**Aim:** Repeat the material verbatim. Images are excluded from the copy.

___ Supplied material ___

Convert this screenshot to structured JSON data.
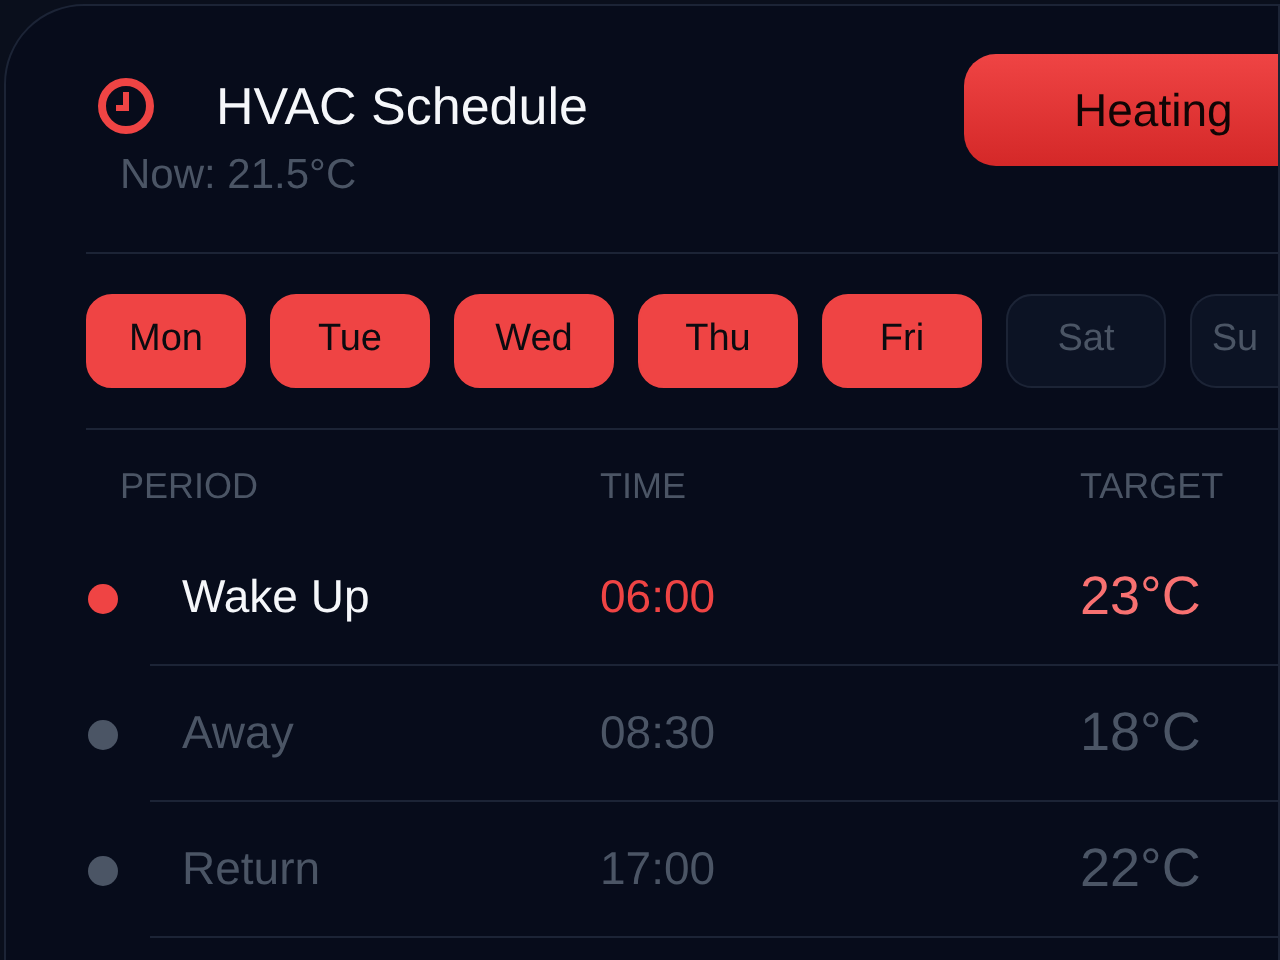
{
  "header": {
    "title": "HVAC Schedule",
    "now": "Now: 21.5°C",
    "mode_button": "Heating"
  },
  "days": [
    {
      "label": "Mon",
      "selected": true
    },
    {
      "label": "Tue",
      "selected": true
    },
    {
      "label": "Wed",
      "selected": true
    },
    {
      "label": "Thu",
      "selected": true
    },
    {
      "label": "Fri",
      "selected": true
    },
    {
      "label": "Sat",
      "selected": false
    },
    {
      "label": "Su",
      "selected": false
    }
  ],
  "table": {
    "columns": [
      "PERIOD",
      "TIME",
      "TARGET"
    ],
    "rows": [
      {
        "period": "Wake Up",
        "time": "06:00",
        "target": "23°C",
        "selected": true
      },
      {
        "period": "Away",
        "time": "08:30",
        "target": "18°C",
        "selected": false
      },
      {
        "period": "Return",
        "time": "17:00",
        "target": "22°C",
        "selected": false
      }
    ]
  }
}
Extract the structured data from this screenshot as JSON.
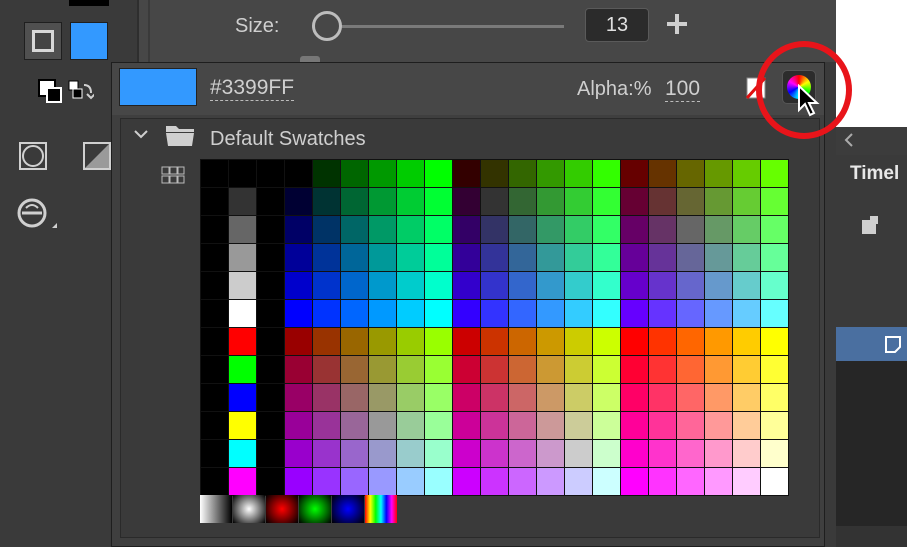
{
  "props": {
    "size_label": "Size:",
    "size_value": "13",
    "size_slider_fraction": 0.0,
    "plus_symbol": "+"
  },
  "popup": {
    "current_color": "#3399FF",
    "hex_label": "#3399FF",
    "alpha_label": "Alpha:%",
    "alpha_value": "100"
  },
  "swatches": {
    "folder_label": "Default Swatches",
    "grays": [
      "#000000",
      "#333333",
      "#666666",
      "#999999",
      "#cccccc",
      "#ffffff"
    ],
    "primaries": [
      "#ff0000",
      "#00ff00",
      "#0000ff",
      "#ffff00",
      "#00ffff",
      "#ff00ff"
    ],
    "gradients": [
      "gray-linear",
      "gray-radial",
      "red-radial",
      "green-radial",
      "blue-radial",
      "rainbow-linear"
    ]
  },
  "timeline": {
    "title": "Timel"
  },
  "colors": {
    "accent": "#3399FF",
    "callout": "#e8141a"
  },
  "icons": [
    "fill-color-icon",
    "stroke-color-icon",
    "default-colors-icon",
    "swap-colors-icon",
    "object-drawing-icon",
    "snap-icon",
    "smooth-icon",
    "no-color-icon",
    "color-picker-icon",
    "chevron-down-icon",
    "folder-icon",
    "grid-view-icon",
    "mouse-cursor-icon",
    "plus-icon",
    "chevron-left-icon"
  ]
}
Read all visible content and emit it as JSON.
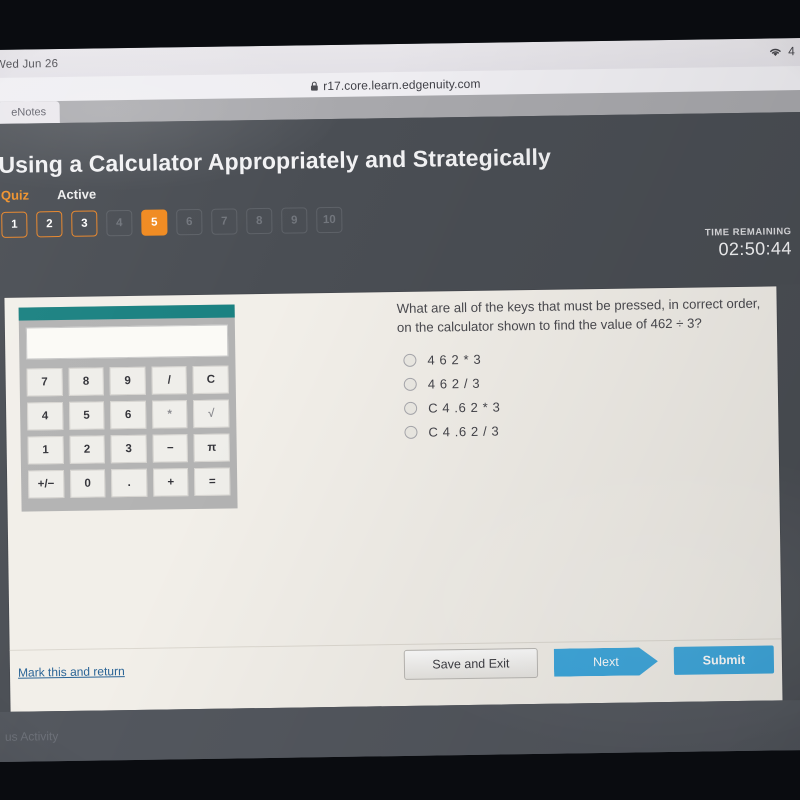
{
  "os_bar": {
    "date": "Wed Jun 26",
    "wifi_icon": "wifi-icon",
    "battery": "4"
  },
  "browser": {
    "lock_icon": "lock-icon",
    "url": "r17.core.learn.edgenuity.com",
    "tab_label": "eNotes"
  },
  "header": {
    "lesson_title": "Using a Calculator Appropriately and Strategically",
    "assignment_type": "Quiz",
    "status": "Active",
    "timer_label": "TIME REMAINING",
    "timer_value": "02:50:44",
    "accent_color": "#f08a20"
  },
  "question_nav": [
    {
      "number": "1",
      "state": "done"
    },
    {
      "number": "2",
      "state": "done"
    },
    {
      "number": "3",
      "state": "done"
    },
    {
      "number": "4",
      "state": "locked"
    },
    {
      "number": "5",
      "state": "current"
    },
    {
      "number": "6",
      "state": "locked"
    },
    {
      "number": "7",
      "state": "locked"
    },
    {
      "number": "8",
      "state": "locked"
    },
    {
      "number": "9",
      "state": "locked"
    },
    {
      "number": "10",
      "state": "locked"
    }
  ],
  "calculator": {
    "display_value": "",
    "header_color": "#1a8181",
    "rows": [
      [
        "7",
        "8",
        "9",
        "/",
        "C"
      ],
      [
        "4",
        "5",
        "6",
        "*",
        "√"
      ],
      [
        "1",
        "2",
        "3",
        "−",
        "π"
      ],
      [
        "+/−",
        "0",
        ".",
        "+",
        "="
      ]
    ]
  },
  "question": {
    "text": "What are all of the keys that must be pressed, in correct order, on the calculator shown to find the value of 462 ÷ 3?",
    "options": [
      {
        "label": "4 6 2 * 3",
        "selected": false
      },
      {
        "label": "4 6 2 / 3",
        "selected": false
      },
      {
        "label": "C 4 .6 2 * 3",
        "selected": false
      },
      {
        "label": "C 4 .6 2 / 3",
        "selected": false
      }
    ]
  },
  "footer": {
    "mark_link": "Mark this and return",
    "save_label": "Save and Exit",
    "next_label": "Next",
    "submit_label": "Submit",
    "button_color": "#38a5dc"
  },
  "page_bottom": {
    "ghost_text": "us Activity"
  }
}
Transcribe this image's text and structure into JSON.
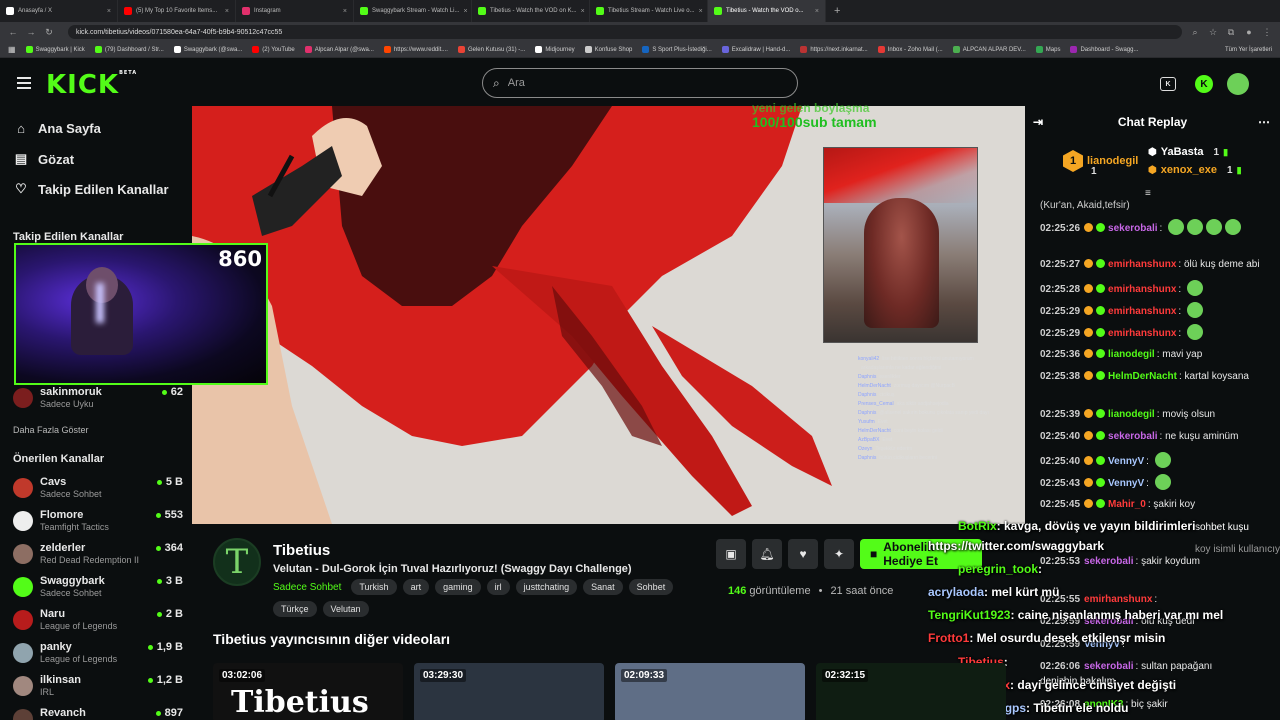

___

**Task answer:**
Convert this screenshot to structured JSON data.
{
  "header": {
    "title": "HVAC Schedule",
    "now": "Now: 21.5°C",
    "mode_button": "Heating"
  },
  "days": [
    {
      "label": "Mon",
      "selected": true
    },
    {
      "label": "Tue",
      "selected": true
    },
    {
      "label": "Wed",
      "selected": true
    },
    {
      "label": "Thu",
      "selected": true
    },
    {
      "label": "Fri",
      "selected": true
    },
    {
      "label": "Sat",
      "selected": false
    },
    {
      "label": "Su",
      "selected": false
    }
  ],
  "table": {
    "columns": [
      "PERIOD",
      "TIME",
      "TARGET"
    ],
    "rows": [
      {
        "period": "Wake Up",
        "time": "06:00",
        "target": "23°C",
        "selected": true
      },
      {
        "period": "Away",
        "time": "08:30",
        "target": "18°C",
        "selected": false
      },
      {
        "period": "Return",
        "time": "17:00",
        "target": "22°C",
        "selected": false
      }
    ]
  }
}
Extract the structured data from this screenshot as JSON.
{
  "props": {
    "size_label": "Size:",
    "size_value": "13",
    "size_slider_fraction": 0.0,
    "plus_symbol": "+"
  },
  "popup": {
    "current_color": "#3399FF",
    "hex_label": "#3399FF",
    "alpha_label": "Alpha:%",
    "alpha_value": "100"
  },
  "swatches": {
    "folder_label": "Default Swatches",
    "grays": [
      "#000000",
      "#333333",
      "#666666",
      "#999999",
      "#cccccc",
      "#ffffff"
    ],
    "primaries": [
      "#ff0000",
      "#00ff00",
      "#0000ff",
      "#ffff00",
      "#00ffff",
      "#ff00ff"
    ],
    "gradients": [
      "gray-linear",
      "gray-radial",
      "red-radial",
      "green-radial",
      "blue-radial",
      "rainbow-linear"
    ]
  },
  "timeline": {
    "title": "Timel"
  },
  "colors": {
    "accent": "#3399FF",
    "callout": "#e8141a"
  },
  "icons": [
    "fill-color-icon",
    "stroke-color-icon",
    "default-colors-icon",
    "swap-colors-icon",
    "object-drawing-icon",
    "snap-icon",
    "smooth-icon",
    "no-color-icon",
    "color-picker-icon",
    "chevron-down-icon",
    "folder-icon",
    "grid-view-icon",
    "mouse-cursor-icon",
    "plus-icon",
    "chevron-left-icon"
  ]
}
Read all visible content and emit it as JSON.
{
  "os_bar": {
    "date": "Wed Jun 26",
    "wifi_icon": "wifi-icon",
    "battery": "4"
  },
  "browser": {
    "lock_icon": "lock-icon",
    "url": "r17.core.learn.edgenuity.com",
    "tab_label": "eNotes"
  },
  "header": {
    "lesson_title": "Using a Calculator Appropriately and Strategically",
    "assignment_type": "Quiz",
    "status": "Active",
    "timer_label": "TIME REMAINING",
    "timer_value": "02:50:44",
    "accent_color": "#f08a20"
  },
  "question_nav": [
    {
      "number": "1",
      "state": "done"
    },
    {
      "number": "2",
      "state": "done"
    },
    {
      "number": "3",
      "state": "done"
    },
    {
      "number": "4",
      "state": "locked"
    },
    {
      "number": "5",
      "state": "current"
    },
    {
      "number": "6",
      "state": "locked"
    },
    {
      "number": "7",
      "state": "locked"
    },
    {
      "number": "8",
      "state": "locked"
    },
    {
      "number": "9",
      "state": "locked"
    },
    {
      "number": "10",
      "state": "locked"
    }
  ],
  "calculator": {
    "display_value": "",
    "header_color": "#1a8181",
    "rows": [
      [
        "7",
        "8",
        "9",
        "/",
        "C"
      ],
      [
        "4",
        "5",
        "6",
        "*",
        "√"
      ],
      [
        "1",
        "2",
        "3",
        "−",
        "π"
      ],
      [
        "+/−",
        "0",
        ".",
        "+",
        "="
      ]
    ]
  },
  "question": {
    "text": "What are all of the keys that must be pressed, in correct order, on the calculator shown to find the value of 462 ÷ 3?",
    "options": [
      {
        "label": "4 6 2 * 3",
        "selected": false
      },
      {
        "label": "4 6 2 / 3",
        "selected": false
      },
      {
        "label": "C 4 .6 2 * 3",
        "selected": false
      },
      {
        "label": "C 4 .6 2 / 3",
        "selected": false
      }
    ]
  },
  "footer": {
    "mark_link": "Mark this and return",
    "save_label": "Save and Exit",
    "next_label": "Next",
    "submit_label": "Submit",
    "button_color": "#38a5dc"
  },
  "page_bottom": {
    "ghost_text": "us Activity"
  }
}
Transcribe this image's text and structure into JSON.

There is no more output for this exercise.